[Collected data entries]
################

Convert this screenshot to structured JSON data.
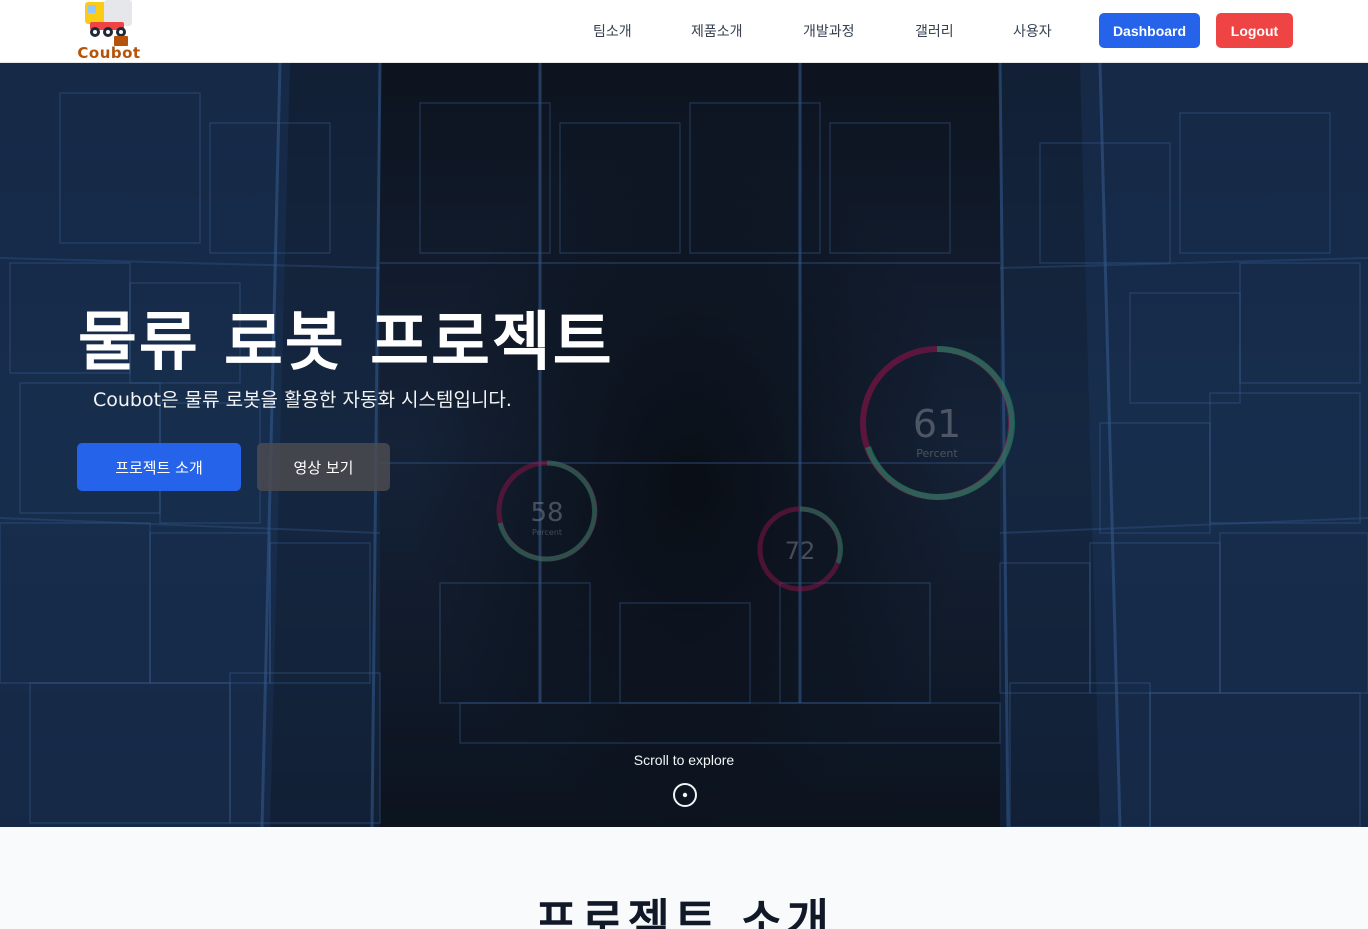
{
  "brand": {
    "name": "Coubot"
  },
  "nav": {
    "links": [
      "팀소개",
      "제품소개",
      "개발과정",
      "갤러리",
      "사용자"
    ],
    "dashboard_label": "Dashboard",
    "logout_label": "Logout"
  },
  "hero": {
    "title": "물류 로봇 프로젝트",
    "subtitle": "Coubot은 물류 로봇을 활용한 자동화 시스템입니다.",
    "primary_button": "프로젝트 소개",
    "secondary_button": "영상 보기",
    "scroll_hint": "Scroll to explore",
    "gauges": [
      {
        "value": "61",
        "label": "Percent"
      },
      {
        "value": "58",
        "label": "Percent"
      },
      {
        "value": "72",
        "label": ""
      }
    ]
  },
  "section": {
    "title": "프로젝트 소개"
  },
  "colors": {
    "primary": "#2563eb",
    "danger": "#ef4444",
    "hero_bg": "#121c2c"
  }
}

################

Each entry above should be reproduced exactly, with the pictures removed.

Convert this screenshot to structured JSON data.
{
  "brand": {
    "name": "Coubot"
  },
  "nav": {
    "links": [
      "팀소개",
      "제품소개",
      "개발과정",
      "갤러리",
      "사용자"
    ],
    "dashboard_label": "Dashboard",
    "logout_label": "Logout"
  },
  "hero": {
    "title": "물류 로봇 프로젝트",
    "subtitle": "Coubot은 물류 로봇을 활용한 자동화 시스템입니다.",
    "primary_button": "프로젝트 소개",
    "secondary_button": "영상 보기",
    "scroll_hint": "Scroll to explore",
    "gauges": [
      {
        "value": "61",
        "label": "Percent"
      },
      {
        "value": "58",
        "label": "Percent"
      },
      {
        "value": "72",
        "label": ""
      }
    ]
  },
  "section": {
    "title": "프로젝트 소개"
  },
  "colors": {
    "primary": "#2563eb",
    "danger": "#ef4444",
    "hero_bg": "#121c2c"
  }
}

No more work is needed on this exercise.